##### Material for the task

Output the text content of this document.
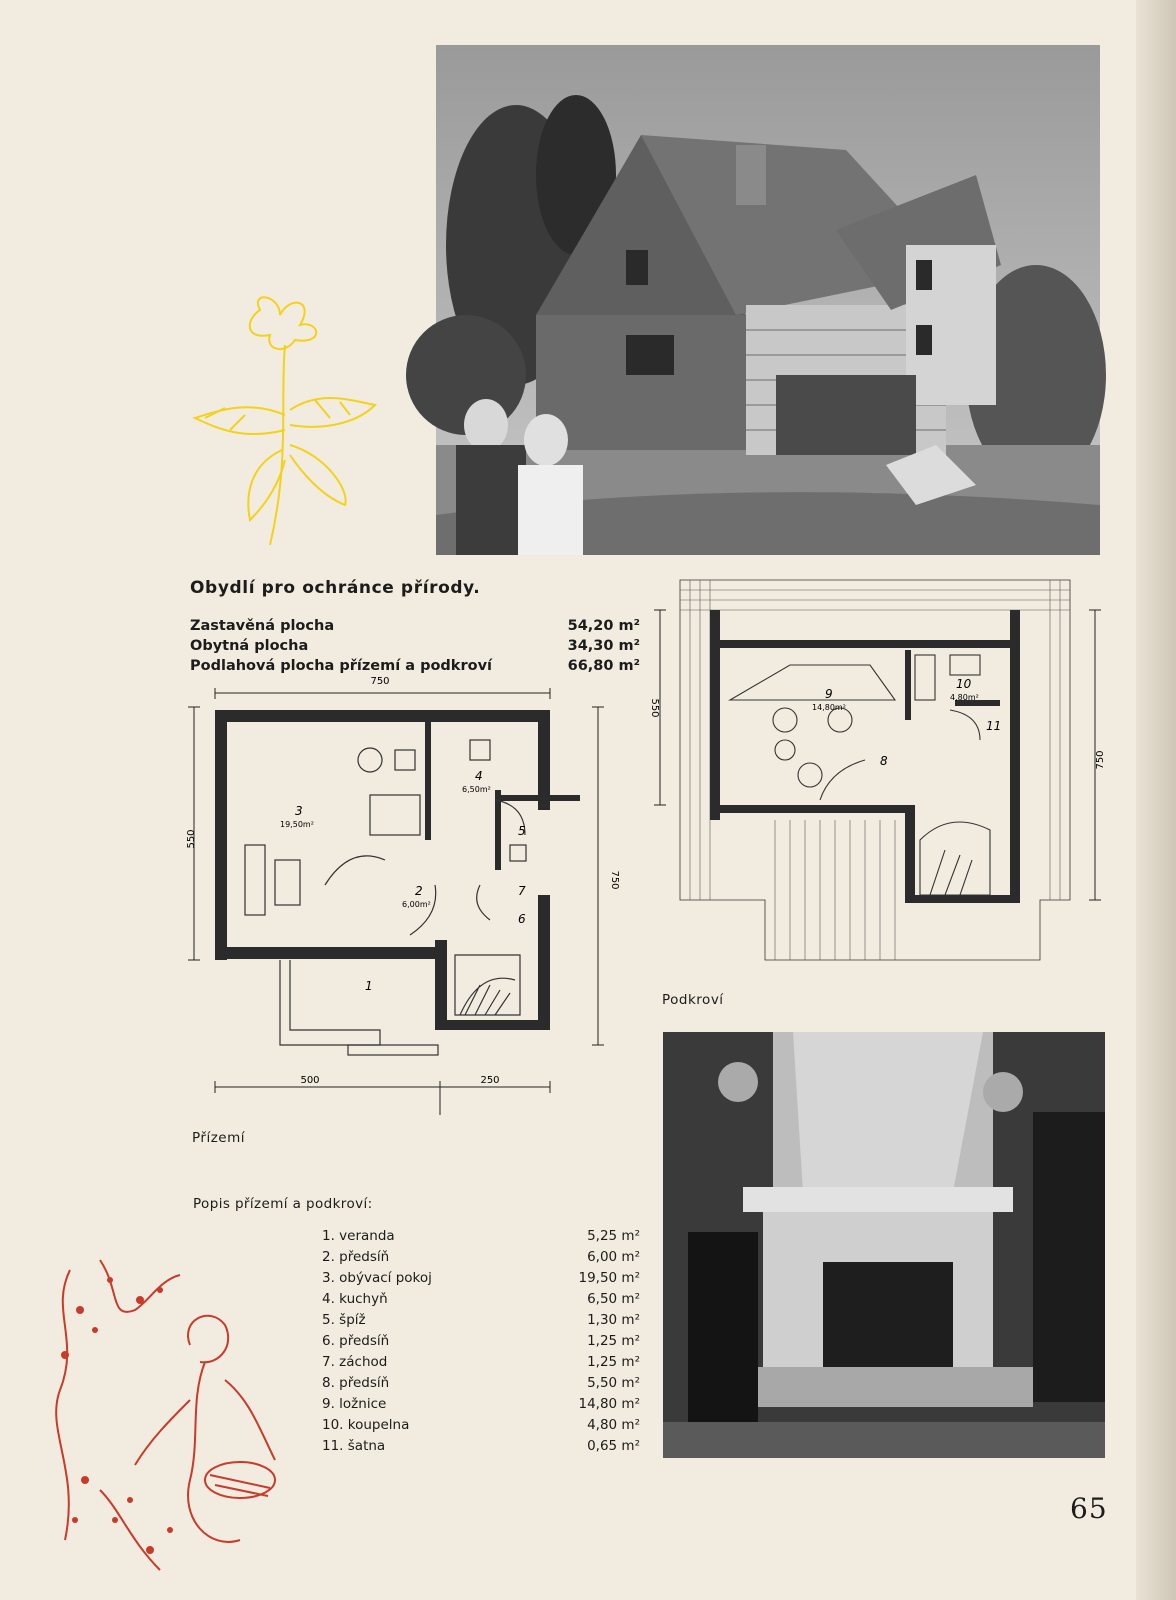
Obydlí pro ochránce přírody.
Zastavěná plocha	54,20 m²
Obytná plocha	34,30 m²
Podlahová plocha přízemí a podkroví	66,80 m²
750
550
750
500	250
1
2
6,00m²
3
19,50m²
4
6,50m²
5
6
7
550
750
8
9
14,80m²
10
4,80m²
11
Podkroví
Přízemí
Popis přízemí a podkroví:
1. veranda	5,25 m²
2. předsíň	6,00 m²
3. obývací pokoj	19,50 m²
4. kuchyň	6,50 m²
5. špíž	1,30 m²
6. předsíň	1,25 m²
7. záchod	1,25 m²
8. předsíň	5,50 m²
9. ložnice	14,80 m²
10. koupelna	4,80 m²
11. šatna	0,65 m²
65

##########

** Prompt **
The pictures in the entries should be left out; output everything else exactly.

** Problem solution **
Output the text content of this document.
Obydlí pro ochránce přírody.
Zastavěná plocha	54,20 m²
Obytná plocha	34,30 m²
Podlahová plocha přízemí a podkroví	66,80 m²
750
550
750
500	250
1
2
6,00m²
3
19,50m²
4
6,50m²
5
6
7
550
750
8
9
14,80m²
10
4,80m²
11
Podkroví
Přízemí
Popis přízemí a podkroví:
1. veranda	5,25 m²
2. předsíň	6,00 m²
3. obývací pokoj	19,50 m²
4. kuchyň	6,50 m²
5. špíž	1,30 m²
6. předsíň	1,25 m²
7. záchod	1,25 m²
8. předsíň	5,50 m²
9. ložnice	14,80 m²
10. koupelna	4,80 m²
11. šatna	0,65 m²
65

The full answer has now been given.